### [Aufgabe 1]
Stelle die Zeilen der Datensätze vom Anfang bis einschließlich der Zeile mit „Give bounding boxes“ als JSON-Liste von Zeichenketten dar, eine Zeichenkette pro Zeile und ohne Leerzeilen.

### [Lesetext]
☆ ☆ ☆ ☆

# Dependency Info is missing und/oder beschädigtes ReiserFS

## nes

Hallo allseits,

während mein letzter re-emerge lief wurde der Rechner versehentlich einfach abgeschaltet. Nun bekomme ich beim Booten folgende Fehlermeldung:

Dependency Info is missing. Please run

#  /sbin/depscan.sh

to fix this

Hab ich gemacht, allerdings ändert sich nichts, diese Fehlermeldung kommt immer wieder. /sbin/depscan.sh meldet genau gar nichts. Was ist da der Fehler bzw. wie behebe ich ihn?

Und, zweite Frage: Ob/Was sonst am Filesystem ev. beschädigt ist, weiss ich nicht. Ich verwende ReiserFS. 

Könnte mir bitte jemand sagen, wie ich reiserfsck richtig verwende? Ich vermute einfach mal, daß dieses Prog. die Konsistenz des Filesystems prüft (?)

Also: Welche Aufrufparameter benötige ich, müssen die Platten read-only gemounted sein, was muss ich beachten um nicht noch zusätzlich irgendwas kaputt zu machen ...

Herzlichen Dank, nes

----------

## Anarcho

1. Von Live-CD starten

2. man reiserfsck

3. reiserfsck ausführen

Ich benutze kein Reiser, daher kann ich dir keine genauen Anweisungen geben.

----------

## Max Steel

Auf alle fälle müssen die Partition ausgehangen sein (oder zumindest Read-Only gemountet) (deshalb wie Anarcho schon sagte, LiveCD verwenden.

☆ ☆ ☆ ☆

### [Zu bearbeitende Datensätze]
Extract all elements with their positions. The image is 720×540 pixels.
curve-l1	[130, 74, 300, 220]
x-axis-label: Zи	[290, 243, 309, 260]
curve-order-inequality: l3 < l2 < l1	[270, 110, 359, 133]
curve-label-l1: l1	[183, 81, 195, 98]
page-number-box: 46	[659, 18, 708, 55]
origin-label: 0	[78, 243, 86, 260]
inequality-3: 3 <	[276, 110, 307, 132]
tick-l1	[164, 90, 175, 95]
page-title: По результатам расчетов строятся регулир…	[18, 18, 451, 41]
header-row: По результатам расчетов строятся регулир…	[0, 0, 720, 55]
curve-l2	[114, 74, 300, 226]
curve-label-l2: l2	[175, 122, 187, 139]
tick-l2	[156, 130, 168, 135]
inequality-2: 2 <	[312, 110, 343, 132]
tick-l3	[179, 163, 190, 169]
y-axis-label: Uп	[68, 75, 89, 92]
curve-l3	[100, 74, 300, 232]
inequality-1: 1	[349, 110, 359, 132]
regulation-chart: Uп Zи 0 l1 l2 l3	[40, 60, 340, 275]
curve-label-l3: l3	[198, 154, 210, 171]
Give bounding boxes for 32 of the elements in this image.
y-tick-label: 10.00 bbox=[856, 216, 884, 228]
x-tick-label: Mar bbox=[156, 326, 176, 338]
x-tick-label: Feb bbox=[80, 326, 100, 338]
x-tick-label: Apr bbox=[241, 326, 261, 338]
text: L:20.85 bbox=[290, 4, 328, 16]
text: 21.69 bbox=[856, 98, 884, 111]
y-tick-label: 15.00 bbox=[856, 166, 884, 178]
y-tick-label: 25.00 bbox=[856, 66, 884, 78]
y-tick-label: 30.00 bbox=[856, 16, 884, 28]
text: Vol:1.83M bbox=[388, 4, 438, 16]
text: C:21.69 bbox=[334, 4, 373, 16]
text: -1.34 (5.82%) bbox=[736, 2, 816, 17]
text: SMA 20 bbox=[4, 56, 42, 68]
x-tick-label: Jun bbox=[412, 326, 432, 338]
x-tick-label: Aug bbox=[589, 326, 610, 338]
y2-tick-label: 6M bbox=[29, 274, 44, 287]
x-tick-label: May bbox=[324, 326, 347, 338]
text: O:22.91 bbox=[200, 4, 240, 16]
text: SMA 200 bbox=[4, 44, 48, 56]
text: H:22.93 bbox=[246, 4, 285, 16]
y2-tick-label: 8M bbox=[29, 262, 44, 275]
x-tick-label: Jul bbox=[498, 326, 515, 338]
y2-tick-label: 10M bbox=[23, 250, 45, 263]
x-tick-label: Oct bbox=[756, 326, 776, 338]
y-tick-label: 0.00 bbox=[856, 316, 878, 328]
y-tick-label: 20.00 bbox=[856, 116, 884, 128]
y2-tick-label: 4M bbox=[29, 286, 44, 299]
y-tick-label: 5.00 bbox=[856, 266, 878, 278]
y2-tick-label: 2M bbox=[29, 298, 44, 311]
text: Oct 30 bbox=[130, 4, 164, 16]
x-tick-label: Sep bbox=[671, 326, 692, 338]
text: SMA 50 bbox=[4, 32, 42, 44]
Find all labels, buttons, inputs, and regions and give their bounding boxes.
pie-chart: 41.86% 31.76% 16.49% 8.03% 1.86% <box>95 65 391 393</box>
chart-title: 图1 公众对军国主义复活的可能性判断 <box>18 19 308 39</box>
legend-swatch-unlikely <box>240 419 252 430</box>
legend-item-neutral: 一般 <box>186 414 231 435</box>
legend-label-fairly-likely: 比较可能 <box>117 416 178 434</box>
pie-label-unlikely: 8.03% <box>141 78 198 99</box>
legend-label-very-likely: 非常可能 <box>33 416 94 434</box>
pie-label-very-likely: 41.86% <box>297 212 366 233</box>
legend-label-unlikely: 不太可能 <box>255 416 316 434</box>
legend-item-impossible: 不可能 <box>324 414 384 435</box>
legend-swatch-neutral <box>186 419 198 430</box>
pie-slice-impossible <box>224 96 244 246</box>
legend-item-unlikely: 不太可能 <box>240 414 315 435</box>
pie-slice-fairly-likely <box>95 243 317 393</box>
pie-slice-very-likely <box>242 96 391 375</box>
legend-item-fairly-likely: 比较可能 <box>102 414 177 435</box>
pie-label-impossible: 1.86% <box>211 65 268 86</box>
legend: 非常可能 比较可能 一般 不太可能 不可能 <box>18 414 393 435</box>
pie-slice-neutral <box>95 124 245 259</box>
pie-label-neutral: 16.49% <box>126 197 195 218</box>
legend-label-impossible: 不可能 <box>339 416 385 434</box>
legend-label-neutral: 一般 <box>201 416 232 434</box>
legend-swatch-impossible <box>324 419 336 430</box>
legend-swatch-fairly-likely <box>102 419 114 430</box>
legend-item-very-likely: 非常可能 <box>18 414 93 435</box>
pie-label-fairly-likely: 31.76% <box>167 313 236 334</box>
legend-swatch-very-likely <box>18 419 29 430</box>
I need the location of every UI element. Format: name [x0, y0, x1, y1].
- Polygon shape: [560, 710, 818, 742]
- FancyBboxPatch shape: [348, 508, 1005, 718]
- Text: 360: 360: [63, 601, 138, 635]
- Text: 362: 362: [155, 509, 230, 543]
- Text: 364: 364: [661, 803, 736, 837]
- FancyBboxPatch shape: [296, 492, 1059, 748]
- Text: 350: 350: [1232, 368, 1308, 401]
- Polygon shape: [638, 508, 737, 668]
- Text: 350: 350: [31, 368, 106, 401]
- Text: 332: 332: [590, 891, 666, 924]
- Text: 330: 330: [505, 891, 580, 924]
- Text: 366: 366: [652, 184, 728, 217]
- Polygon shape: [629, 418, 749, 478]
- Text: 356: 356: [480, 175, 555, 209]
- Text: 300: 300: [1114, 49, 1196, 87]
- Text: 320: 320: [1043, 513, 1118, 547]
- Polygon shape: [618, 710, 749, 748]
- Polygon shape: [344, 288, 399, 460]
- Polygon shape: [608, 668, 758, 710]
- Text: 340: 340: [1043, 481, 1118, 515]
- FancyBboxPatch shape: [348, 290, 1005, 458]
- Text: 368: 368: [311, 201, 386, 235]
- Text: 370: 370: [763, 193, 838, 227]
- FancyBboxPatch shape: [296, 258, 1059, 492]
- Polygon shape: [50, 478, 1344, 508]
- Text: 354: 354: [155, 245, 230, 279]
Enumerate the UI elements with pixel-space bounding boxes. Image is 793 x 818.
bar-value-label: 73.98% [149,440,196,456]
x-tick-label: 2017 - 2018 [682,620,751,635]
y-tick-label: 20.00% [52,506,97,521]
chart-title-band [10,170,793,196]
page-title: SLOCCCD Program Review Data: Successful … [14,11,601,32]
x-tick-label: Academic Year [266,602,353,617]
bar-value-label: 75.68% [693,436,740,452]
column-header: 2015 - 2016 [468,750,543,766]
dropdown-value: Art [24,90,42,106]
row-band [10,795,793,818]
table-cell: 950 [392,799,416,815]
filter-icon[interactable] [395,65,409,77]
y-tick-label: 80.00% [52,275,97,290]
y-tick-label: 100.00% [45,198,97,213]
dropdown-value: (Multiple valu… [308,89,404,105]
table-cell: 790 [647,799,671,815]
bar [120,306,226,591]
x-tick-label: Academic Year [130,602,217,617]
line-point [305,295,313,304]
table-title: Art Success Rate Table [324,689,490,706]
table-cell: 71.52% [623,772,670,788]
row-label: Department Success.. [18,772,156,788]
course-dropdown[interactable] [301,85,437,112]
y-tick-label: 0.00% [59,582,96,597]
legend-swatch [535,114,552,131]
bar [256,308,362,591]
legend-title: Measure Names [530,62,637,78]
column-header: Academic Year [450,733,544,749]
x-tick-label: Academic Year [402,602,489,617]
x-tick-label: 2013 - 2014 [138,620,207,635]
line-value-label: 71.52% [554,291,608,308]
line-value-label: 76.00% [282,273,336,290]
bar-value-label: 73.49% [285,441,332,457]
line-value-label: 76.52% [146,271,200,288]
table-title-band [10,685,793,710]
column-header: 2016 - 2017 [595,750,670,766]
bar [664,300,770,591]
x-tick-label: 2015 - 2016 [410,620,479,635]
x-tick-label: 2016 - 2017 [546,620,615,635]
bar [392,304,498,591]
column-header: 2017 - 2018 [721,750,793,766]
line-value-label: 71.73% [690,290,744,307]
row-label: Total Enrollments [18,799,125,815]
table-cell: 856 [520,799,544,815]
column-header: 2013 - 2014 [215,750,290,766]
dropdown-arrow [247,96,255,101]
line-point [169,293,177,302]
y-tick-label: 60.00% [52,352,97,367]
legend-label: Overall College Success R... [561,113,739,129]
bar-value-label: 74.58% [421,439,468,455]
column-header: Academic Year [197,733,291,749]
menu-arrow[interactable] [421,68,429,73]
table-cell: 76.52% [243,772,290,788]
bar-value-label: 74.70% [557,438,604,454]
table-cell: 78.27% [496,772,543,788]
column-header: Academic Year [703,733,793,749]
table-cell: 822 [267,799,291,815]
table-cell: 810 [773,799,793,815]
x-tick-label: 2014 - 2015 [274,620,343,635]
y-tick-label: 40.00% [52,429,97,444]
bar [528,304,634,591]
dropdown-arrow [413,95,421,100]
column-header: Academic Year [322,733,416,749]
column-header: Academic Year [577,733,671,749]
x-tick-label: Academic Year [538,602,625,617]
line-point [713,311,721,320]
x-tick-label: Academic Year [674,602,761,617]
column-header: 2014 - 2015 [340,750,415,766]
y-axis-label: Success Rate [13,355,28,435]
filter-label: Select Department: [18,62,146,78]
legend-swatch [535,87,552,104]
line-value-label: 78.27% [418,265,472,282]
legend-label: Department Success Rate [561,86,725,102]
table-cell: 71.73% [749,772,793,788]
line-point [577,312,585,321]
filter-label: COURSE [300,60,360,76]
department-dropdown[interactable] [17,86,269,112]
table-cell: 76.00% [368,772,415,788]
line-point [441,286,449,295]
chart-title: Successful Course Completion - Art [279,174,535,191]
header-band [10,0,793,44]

☆ ☆ ☆ ☆

### [Aufgabe 2]
Was nennt Anarcho im Forenthread zur fehlenden Dependency Info als ersten Schritt?

### [Ergebnis 1]
[
  "Extract all elements with their positions. The image is 720×540 pixels.",
  "curve-l1\t[130, 74, 300, 220]",
  "x-axis-label: Zи\t[290, 243, 309, 260]",
  "curve-order-inequality: l3 < l2 < l1\t[270, 110, 359, 133]",
  "curve-label-l1: l1\t[183, 81, 195, 98]",
  "page-number-box: 46\t[659, 18, 708, 55]",
  "origin-label: 0\t[78, 243, 86, 260]",
  "inequality-3: 3 <\t[276, 110, 307, 132]",
  "tick-l1\t[164, 90, 175, 95]",
  "page-title: По результатам расчетов строятся регулир…\t[18, 18, 451, 41]",
  "header-row: По результатам расчетов строятся регулир…\t[0, 0, 720, 55]",
  "curve-l2\t[114, 74, 300, 226]",
  "curve-label-l2: l2\t[175, 122, 187, 139]",
  "tick-l2\t[156, 130, 168, 135]",
  "inequality-2: 2 <\t[312, 110, 343, 132]",
  "tick-l3\t[179, 163, 190, 169]",
  "y-axis-label: Uп\t[68, 75, 89, 92]",
  "curve-l3\t[100, 74, 300, 232]",
  "inequality-1: 1\t[349, 110, 359, 132]",
  "regulation-chart: Uп Zи 0 l1 l2 l3\t[40, 60, 340, 275]",
  "curve-label-l3: l3\t[198, 154, 210, 171]",
  "Give bounding boxes for 32 of the elements in this image."
]

### [Ergebnis 2]
Von einer Live-CD starten.